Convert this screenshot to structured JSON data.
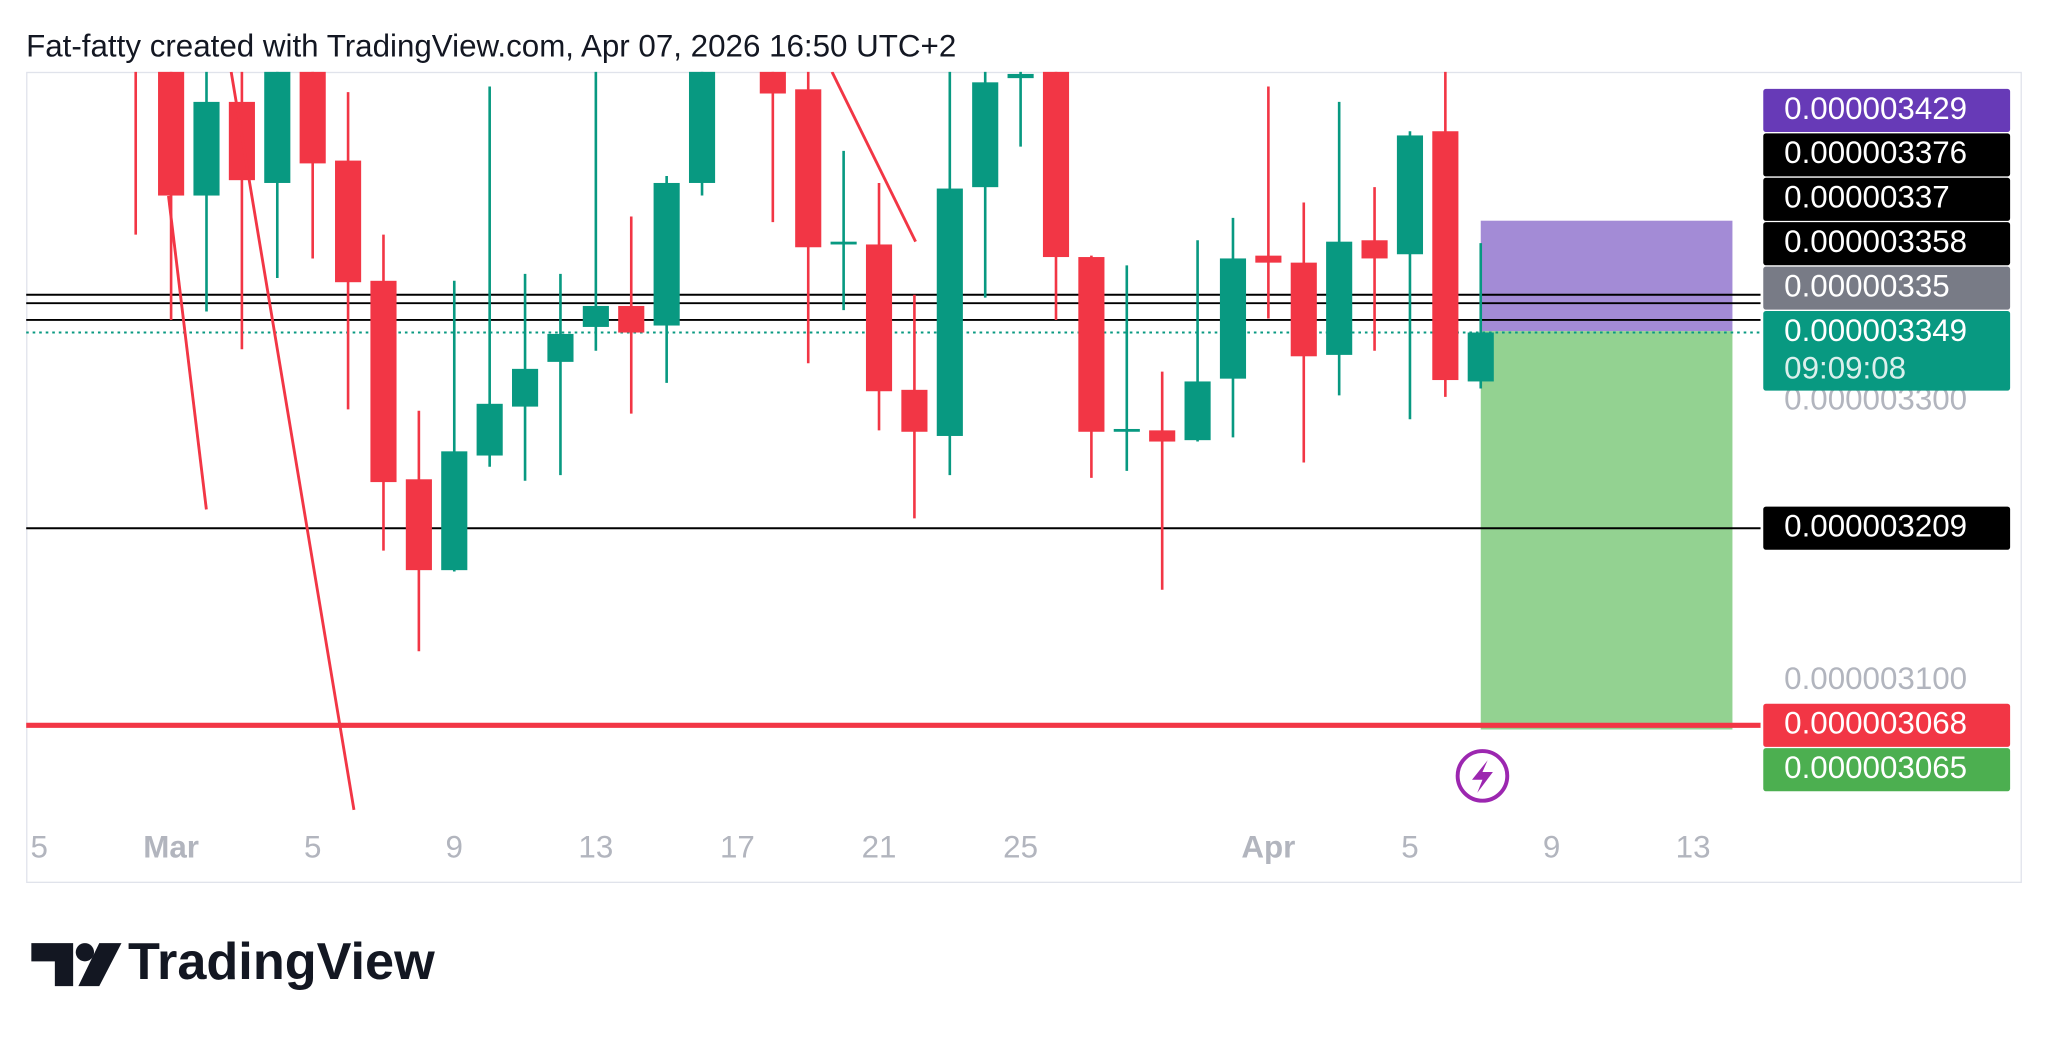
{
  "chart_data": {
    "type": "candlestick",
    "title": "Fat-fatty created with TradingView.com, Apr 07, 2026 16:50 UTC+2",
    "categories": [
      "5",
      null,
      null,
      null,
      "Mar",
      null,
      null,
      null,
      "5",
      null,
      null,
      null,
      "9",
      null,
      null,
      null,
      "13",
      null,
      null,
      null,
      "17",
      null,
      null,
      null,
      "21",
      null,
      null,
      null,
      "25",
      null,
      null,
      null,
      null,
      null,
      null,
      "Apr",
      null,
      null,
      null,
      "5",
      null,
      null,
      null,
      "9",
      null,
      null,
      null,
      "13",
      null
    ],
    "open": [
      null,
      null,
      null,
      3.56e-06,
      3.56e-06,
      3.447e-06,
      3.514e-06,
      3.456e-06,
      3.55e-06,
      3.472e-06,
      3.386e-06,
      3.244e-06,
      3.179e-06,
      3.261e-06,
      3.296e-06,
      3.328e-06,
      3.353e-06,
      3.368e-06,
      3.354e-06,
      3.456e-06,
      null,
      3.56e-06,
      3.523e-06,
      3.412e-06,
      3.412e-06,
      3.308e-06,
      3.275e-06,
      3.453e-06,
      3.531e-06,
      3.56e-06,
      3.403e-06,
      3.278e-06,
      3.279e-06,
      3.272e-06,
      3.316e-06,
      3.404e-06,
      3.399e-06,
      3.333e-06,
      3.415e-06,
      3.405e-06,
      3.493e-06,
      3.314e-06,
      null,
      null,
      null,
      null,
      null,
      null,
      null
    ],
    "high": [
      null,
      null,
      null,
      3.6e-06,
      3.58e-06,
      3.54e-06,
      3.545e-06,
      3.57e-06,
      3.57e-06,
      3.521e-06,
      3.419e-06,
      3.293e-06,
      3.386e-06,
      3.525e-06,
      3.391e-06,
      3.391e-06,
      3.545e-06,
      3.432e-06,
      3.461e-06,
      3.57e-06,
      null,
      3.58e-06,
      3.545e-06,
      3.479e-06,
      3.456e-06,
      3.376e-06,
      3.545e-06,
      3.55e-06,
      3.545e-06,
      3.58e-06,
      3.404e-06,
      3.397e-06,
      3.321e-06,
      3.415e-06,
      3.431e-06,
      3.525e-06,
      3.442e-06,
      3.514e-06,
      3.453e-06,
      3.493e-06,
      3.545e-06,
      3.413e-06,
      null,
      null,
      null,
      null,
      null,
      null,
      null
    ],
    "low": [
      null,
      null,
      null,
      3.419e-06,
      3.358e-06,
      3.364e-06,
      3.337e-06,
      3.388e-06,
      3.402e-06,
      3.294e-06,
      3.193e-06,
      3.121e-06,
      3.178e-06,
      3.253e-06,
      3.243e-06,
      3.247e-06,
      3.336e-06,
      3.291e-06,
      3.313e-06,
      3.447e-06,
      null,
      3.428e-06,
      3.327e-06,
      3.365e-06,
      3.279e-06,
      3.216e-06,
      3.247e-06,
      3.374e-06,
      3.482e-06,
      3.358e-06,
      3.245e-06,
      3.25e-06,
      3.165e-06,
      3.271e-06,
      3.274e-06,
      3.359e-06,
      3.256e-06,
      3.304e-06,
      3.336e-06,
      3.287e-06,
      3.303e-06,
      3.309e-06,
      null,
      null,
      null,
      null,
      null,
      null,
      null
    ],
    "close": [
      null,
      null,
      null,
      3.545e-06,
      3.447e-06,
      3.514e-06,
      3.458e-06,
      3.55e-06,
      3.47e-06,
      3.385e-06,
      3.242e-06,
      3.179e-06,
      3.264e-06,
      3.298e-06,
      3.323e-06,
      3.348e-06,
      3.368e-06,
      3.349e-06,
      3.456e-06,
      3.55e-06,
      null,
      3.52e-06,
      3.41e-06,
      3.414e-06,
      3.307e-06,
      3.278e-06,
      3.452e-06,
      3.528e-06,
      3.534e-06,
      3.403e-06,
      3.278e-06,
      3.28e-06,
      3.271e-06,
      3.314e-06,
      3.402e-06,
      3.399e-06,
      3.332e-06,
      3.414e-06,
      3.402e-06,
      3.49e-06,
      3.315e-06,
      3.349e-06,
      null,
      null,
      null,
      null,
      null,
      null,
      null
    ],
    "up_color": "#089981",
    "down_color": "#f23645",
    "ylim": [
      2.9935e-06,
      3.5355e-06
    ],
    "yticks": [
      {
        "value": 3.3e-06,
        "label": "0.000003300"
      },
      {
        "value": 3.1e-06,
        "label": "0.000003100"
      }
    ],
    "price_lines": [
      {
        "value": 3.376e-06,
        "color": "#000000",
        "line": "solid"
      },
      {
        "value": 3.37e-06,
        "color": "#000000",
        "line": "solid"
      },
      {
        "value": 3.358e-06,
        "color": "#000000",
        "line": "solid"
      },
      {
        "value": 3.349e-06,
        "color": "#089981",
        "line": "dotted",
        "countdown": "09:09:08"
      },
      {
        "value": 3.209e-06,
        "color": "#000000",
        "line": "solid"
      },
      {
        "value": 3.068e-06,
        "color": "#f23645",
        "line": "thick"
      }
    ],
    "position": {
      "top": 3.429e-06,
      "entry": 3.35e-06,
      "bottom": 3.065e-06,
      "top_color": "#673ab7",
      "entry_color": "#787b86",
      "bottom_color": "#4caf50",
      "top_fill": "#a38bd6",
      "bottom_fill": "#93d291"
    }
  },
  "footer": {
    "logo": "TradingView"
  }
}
※
INSTRUCTION - Copy every line of the data exactly as written, excluding the pictures.

EXERCISE ANSWER -
Convert this screenshot to structured JSON data.
{
  "chart_data": {
    "type": "candlestick",
    "title": "Fat-fatty created with TradingView.com, Apr 07, 2026 16:50 UTC+2",
    "categories": [
      "5",
      null,
      null,
      null,
      "Mar",
      null,
      null,
      null,
      "5",
      null,
      null,
      null,
      "9",
      null,
      null,
      null,
      "13",
      null,
      null,
      null,
      "17",
      null,
      null,
      null,
      "21",
      null,
      null,
      null,
      "25",
      null,
      null,
      null,
      null,
      null,
      null,
      "Apr",
      null,
      null,
      null,
      "5",
      null,
      null,
      null,
      "9",
      null,
      null,
      null,
      "13",
      null
    ],
    "open": [
      null,
      null,
      null,
      3.56e-06,
      3.56e-06,
      3.447e-06,
      3.514e-06,
      3.456e-06,
      3.55e-06,
      3.472e-06,
      3.386e-06,
      3.244e-06,
      3.179e-06,
      3.261e-06,
      3.296e-06,
      3.328e-06,
      3.353e-06,
      3.368e-06,
      3.354e-06,
      3.456e-06,
      null,
      3.56e-06,
      3.523e-06,
      3.412e-06,
      3.412e-06,
      3.308e-06,
      3.275e-06,
      3.453e-06,
      3.531e-06,
      3.56e-06,
      3.403e-06,
      3.278e-06,
      3.279e-06,
      3.272e-06,
      3.316e-06,
      3.404e-06,
      3.399e-06,
      3.333e-06,
      3.415e-06,
      3.405e-06,
      3.493e-06,
      3.314e-06,
      null,
      null,
      null,
      null,
      null,
      null,
      null
    ],
    "high": [
      null,
      null,
      null,
      3.6e-06,
      3.58e-06,
      3.54e-06,
      3.545e-06,
      3.57e-06,
      3.57e-06,
      3.521e-06,
      3.419e-06,
      3.293e-06,
      3.386e-06,
      3.525e-06,
      3.391e-06,
      3.391e-06,
      3.545e-06,
      3.432e-06,
      3.461e-06,
      3.57e-06,
      null,
      3.58e-06,
      3.545e-06,
      3.479e-06,
      3.456e-06,
      3.376e-06,
      3.545e-06,
      3.55e-06,
      3.545e-06,
      3.58e-06,
      3.404e-06,
      3.397e-06,
      3.321e-06,
      3.415e-06,
      3.431e-06,
      3.525e-06,
      3.442e-06,
      3.514e-06,
      3.453e-06,
      3.493e-06,
      3.545e-06,
      3.413e-06,
      null,
      null,
      null,
      null,
      null,
      null,
      null
    ],
    "low": [
      null,
      null,
      null,
      3.419e-06,
      3.358e-06,
      3.364e-06,
      3.337e-06,
      3.388e-06,
      3.402e-06,
      3.294e-06,
      3.193e-06,
      3.121e-06,
      3.178e-06,
      3.253e-06,
      3.243e-06,
      3.247e-06,
      3.336e-06,
      3.291e-06,
      3.313e-06,
      3.447e-06,
      null,
      3.428e-06,
      3.327e-06,
      3.365e-06,
      3.279e-06,
      3.216e-06,
      3.247e-06,
      3.374e-06,
      3.482e-06,
      3.358e-06,
      3.245e-06,
      3.25e-06,
      3.165e-06,
      3.271e-06,
      3.274e-06,
      3.359e-06,
      3.256e-06,
      3.304e-06,
      3.336e-06,
      3.287e-06,
      3.303e-06,
      3.309e-06,
      null,
      null,
      null,
      null,
      null,
      null,
      null
    ],
    "close": [
      null,
      null,
      null,
      3.545e-06,
      3.447e-06,
      3.514e-06,
      3.458e-06,
      3.55e-06,
      3.47e-06,
      3.385e-06,
      3.242e-06,
      3.179e-06,
      3.264e-06,
      3.298e-06,
      3.323e-06,
      3.348e-06,
      3.368e-06,
      3.349e-06,
      3.456e-06,
      3.55e-06,
      null,
      3.52e-06,
      3.41e-06,
      3.414e-06,
      3.307e-06,
      3.278e-06,
      3.452e-06,
      3.528e-06,
      3.534e-06,
      3.403e-06,
      3.278e-06,
      3.28e-06,
      3.271e-06,
      3.314e-06,
      3.402e-06,
      3.399e-06,
      3.332e-06,
      3.414e-06,
      3.402e-06,
      3.49e-06,
      3.315e-06,
      3.349e-06,
      null,
      null,
      null,
      null,
      null,
      null,
      null
    ],
    "up_color": "#089981",
    "down_color": "#f23645",
    "ylim": [
      2.9935e-06,
      3.5355e-06
    ],
    "yticks": [
      {
        "value": 3.3e-06,
        "label": "0.000003300"
      },
      {
        "value": 3.1e-06,
        "label": "0.000003100"
      }
    ],
    "price_lines": [
      {
        "value": 3.376e-06,
        "color": "#000000",
        "line": "solid"
      },
      {
        "value": 3.37e-06,
        "color": "#000000",
        "line": "solid"
      },
      {
        "value": 3.358e-06,
        "color": "#000000",
        "line": "solid"
      },
      {
        "value": 3.349e-06,
        "color": "#089981",
        "line": "dotted",
        "countdown": "09:09:08"
      },
      {
        "value": 3.209e-06,
        "color": "#000000",
        "line": "solid"
      },
      {
        "value": 3.068e-06,
        "color": "#f23645",
        "line": "thick"
      }
    ],
    "position": {
      "top": 3.429e-06,
      "entry": 3.35e-06,
      "bottom": 3.065e-06,
      "top_color": "#673ab7",
      "entry_color": "#787b86",
      "bottom_color": "#4caf50",
      "top_fill": "#a38bd6",
      "bottom_fill": "#93d291"
    }
  },
  "footer": {
    "logo": "TradingView"
  }
}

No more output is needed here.